→ Requirements
Show only lines that include "haciendo".

→ Entries provided

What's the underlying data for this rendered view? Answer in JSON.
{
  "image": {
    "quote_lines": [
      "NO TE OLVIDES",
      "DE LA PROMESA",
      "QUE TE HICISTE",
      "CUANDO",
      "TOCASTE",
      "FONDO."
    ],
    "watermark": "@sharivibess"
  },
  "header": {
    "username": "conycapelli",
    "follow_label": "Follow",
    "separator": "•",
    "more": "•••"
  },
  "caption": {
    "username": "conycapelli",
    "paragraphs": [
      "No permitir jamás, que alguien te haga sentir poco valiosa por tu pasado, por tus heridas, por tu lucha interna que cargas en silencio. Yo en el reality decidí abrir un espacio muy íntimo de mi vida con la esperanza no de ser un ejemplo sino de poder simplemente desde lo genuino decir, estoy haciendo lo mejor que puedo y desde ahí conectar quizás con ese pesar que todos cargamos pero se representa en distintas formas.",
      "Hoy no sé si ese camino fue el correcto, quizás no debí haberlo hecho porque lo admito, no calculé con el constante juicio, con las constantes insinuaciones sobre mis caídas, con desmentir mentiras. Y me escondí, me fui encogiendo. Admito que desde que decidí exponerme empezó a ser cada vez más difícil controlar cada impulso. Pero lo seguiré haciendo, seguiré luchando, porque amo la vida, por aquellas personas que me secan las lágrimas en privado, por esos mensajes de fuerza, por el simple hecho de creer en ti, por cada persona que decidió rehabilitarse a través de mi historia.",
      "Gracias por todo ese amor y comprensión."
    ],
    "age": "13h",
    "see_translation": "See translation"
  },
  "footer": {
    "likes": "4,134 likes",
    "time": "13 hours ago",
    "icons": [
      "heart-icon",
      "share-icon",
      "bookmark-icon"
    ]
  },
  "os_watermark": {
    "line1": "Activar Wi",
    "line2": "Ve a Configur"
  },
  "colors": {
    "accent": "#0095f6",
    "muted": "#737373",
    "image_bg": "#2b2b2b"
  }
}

→ Solution for this problem
      "No permitir jamás, que alguien te haga sentir poco valiosa por tu pasado, por tus heridas, por tu lucha interna que cargas en silencio. Yo en el reality decidí abrir un espacio muy íntimo de mi vida con la esperanza no de ser un ejemplo sino de poder simplemente desde lo genuino decir, estoy haciendo lo mejor que puedo y desde ahí conectar quizás con ese pesar que todos cargamos pero se representa en distintas formas.",
      "Hoy no sé si ese camino fue el correcto, quizás no debí haberlo hecho porque lo admito, no calculé con el constante juicio, con las constantes insinuaciones sobre mis caídas, con desmentir mentiras. Y me escondí, me fui encogiendo. Admito que desde que decidí exponerme empezó a ser cada vez más difícil controlar cada impulso. Pero lo seguiré haciendo, seguiré luchando, porque amo la vida, por aquellas personas que me secan las lágrimas en privado, por esos mensajes de fuerza, por el simple hecho de creer en ti, por cada persona que decidió rehabilitarse a través de mi historia.",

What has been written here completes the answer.